--- Problem to work on ---
Copy the lines from the start of the records through the line containing "y-tick-label: −800 xyxy=(63,516,140,549)", reproducing each one exactly, with both ends included.

Records

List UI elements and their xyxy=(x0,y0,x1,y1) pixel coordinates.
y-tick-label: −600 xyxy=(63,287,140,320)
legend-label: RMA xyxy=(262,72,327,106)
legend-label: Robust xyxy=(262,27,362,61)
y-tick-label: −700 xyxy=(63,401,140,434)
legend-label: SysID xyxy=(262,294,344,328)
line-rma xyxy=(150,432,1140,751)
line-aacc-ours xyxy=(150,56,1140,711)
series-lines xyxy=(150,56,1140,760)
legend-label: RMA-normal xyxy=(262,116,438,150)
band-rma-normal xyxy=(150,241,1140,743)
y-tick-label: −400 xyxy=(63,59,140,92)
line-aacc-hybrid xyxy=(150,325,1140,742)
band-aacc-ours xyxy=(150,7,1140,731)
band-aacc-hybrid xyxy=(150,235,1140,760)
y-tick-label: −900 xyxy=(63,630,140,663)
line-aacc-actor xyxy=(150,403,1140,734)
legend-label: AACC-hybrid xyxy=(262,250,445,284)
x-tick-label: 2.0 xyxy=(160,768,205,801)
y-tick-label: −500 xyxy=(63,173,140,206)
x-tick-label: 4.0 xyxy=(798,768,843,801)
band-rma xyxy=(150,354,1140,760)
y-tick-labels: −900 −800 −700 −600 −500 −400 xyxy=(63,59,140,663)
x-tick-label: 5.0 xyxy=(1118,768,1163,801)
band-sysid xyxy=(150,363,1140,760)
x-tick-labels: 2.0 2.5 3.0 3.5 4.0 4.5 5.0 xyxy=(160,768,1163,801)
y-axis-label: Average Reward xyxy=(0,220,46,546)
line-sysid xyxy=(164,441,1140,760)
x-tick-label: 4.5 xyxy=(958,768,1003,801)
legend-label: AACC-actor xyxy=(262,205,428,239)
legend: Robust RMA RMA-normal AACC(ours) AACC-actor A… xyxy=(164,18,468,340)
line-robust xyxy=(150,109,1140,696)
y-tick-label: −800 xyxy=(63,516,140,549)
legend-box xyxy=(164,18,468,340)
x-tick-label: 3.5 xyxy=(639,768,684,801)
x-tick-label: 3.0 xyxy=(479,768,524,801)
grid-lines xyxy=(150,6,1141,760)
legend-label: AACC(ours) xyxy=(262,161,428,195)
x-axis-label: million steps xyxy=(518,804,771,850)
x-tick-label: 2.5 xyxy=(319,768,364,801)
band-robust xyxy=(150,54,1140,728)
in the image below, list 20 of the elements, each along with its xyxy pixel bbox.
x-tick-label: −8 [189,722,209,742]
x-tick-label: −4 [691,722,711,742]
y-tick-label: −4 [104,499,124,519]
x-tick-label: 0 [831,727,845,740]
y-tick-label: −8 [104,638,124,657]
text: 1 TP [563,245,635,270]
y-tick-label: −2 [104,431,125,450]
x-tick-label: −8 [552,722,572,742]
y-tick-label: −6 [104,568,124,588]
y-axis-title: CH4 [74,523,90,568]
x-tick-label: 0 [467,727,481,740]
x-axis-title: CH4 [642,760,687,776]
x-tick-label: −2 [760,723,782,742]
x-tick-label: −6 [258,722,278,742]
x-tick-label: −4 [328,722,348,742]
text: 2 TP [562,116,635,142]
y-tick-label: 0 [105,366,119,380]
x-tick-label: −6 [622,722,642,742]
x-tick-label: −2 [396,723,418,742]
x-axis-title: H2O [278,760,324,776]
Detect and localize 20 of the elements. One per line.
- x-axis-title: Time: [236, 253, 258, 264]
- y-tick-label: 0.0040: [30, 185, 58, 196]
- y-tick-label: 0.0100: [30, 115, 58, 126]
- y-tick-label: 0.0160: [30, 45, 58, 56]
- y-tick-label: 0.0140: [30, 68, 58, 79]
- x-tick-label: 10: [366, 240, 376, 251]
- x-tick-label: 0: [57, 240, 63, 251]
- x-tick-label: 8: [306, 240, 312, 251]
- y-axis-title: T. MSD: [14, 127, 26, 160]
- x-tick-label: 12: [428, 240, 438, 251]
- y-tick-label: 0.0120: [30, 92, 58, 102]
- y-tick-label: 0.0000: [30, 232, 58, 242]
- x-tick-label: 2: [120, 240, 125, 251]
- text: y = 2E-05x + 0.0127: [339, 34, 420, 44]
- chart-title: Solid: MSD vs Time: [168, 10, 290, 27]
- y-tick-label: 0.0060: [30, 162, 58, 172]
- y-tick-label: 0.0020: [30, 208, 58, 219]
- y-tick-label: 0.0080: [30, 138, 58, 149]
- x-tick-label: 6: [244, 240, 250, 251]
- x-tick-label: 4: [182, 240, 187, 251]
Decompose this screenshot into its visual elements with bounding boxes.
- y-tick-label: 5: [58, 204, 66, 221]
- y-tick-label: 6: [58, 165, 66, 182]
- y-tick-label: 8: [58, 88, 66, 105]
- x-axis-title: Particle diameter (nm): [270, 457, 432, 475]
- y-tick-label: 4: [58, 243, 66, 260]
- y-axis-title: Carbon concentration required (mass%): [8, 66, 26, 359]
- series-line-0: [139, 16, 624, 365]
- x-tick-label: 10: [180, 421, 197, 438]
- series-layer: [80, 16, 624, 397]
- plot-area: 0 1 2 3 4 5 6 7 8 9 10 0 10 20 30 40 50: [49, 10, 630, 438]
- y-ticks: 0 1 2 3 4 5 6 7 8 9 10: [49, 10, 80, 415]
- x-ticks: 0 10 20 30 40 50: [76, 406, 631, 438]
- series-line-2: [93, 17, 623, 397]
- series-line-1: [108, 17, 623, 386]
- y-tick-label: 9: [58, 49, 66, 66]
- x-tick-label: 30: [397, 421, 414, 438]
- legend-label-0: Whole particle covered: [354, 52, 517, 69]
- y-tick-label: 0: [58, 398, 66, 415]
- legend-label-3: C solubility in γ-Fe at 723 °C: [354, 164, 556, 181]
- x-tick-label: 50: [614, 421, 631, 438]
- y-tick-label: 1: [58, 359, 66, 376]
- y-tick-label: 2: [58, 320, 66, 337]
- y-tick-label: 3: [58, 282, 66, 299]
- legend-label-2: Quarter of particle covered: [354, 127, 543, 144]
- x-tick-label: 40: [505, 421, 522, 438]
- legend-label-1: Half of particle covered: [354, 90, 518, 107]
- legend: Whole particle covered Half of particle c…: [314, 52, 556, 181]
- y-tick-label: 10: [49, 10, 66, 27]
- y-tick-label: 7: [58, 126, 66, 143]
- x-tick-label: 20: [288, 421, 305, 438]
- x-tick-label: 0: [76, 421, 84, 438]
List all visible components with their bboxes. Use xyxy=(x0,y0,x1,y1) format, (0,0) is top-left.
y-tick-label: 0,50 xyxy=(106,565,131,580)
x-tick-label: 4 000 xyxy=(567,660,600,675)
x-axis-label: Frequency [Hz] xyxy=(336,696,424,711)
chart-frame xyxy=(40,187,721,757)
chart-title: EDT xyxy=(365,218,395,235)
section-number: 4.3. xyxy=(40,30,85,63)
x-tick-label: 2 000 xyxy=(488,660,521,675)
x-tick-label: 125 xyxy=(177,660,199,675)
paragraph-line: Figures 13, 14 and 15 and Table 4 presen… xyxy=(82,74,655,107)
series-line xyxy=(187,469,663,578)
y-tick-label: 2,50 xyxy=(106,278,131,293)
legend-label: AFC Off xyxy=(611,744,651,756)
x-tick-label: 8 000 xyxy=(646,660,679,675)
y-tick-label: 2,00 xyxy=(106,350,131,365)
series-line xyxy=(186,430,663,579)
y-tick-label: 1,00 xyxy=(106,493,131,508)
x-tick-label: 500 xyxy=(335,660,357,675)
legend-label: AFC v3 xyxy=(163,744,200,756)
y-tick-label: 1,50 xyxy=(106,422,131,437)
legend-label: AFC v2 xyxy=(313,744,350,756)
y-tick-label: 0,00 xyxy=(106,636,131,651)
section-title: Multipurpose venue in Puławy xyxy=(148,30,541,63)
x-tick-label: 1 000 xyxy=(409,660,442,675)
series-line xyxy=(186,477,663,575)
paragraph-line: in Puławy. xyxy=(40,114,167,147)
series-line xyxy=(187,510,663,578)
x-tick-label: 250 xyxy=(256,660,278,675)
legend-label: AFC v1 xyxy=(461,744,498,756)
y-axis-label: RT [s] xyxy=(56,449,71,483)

--- Output below ---
List UI elements and their xyxy=(x0,y0,x1,y1) pixel coordinates.
y-tick-label: −600 xyxy=(63,287,140,320)
legend-label: RMA xyxy=(262,72,327,106)
legend-label: Robust xyxy=(262,27,362,61)
y-tick-label: −700 xyxy=(63,401,140,434)
legend-label: SysID xyxy=(262,294,344,328)
line-rma xyxy=(150,432,1140,751)
line-aacc-ours xyxy=(150,56,1140,711)
series-lines xyxy=(150,56,1140,760)
legend-label: RMA-normal xyxy=(262,116,438,150)
band-rma-normal xyxy=(150,241,1140,743)
y-tick-label: −400 xyxy=(63,59,140,92)
line-aacc-hybrid xyxy=(150,325,1140,742)
band-aacc-ours xyxy=(150,7,1140,731)
band-aacc-hybrid xyxy=(150,235,1140,760)
y-tick-label: −900 xyxy=(63,630,140,663)
line-aacc-actor xyxy=(150,403,1140,734)
legend-label: AACC-hybrid xyxy=(262,250,445,284)
x-tick-label: 2.0 xyxy=(160,768,205,801)
y-tick-label: −500 xyxy=(63,173,140,206)
x-tick-label: 4.0 xyxy=(798,768,843,801)
band-rma xyxy=(150,354,1140,760)
y-tick-labels: −900 −800 −700 −600 −500 −400 xyxy=(63,59,140,663)
x-tick-label: 5.0 xyxy=(1118,768,1163,801)
band-sysid xyxy=(150,363,1140,760)
x-tick-labels: 2.0 2.5 3.0 3.5 4.0 4.5 5.0 xyxy=(160,768,1163,801)
y-axis-label: Average Reward xyxy=(0,220,46,546)
line-sysid xyxy=(164,441,1140,760)
x-tick-label: 4.5 xyxy=(958,768,1003,801)
legend-label: AACC-actor xyxy=(262,205,428,239)
legend: Robust RMA RMA-normal AACC(ours) AACC-actor A… xyxy=(164,18,468,340)
line-robust xyxy=(150,109,1140,696)
y-tick-label: −800 xyxy=(63,516,140,549)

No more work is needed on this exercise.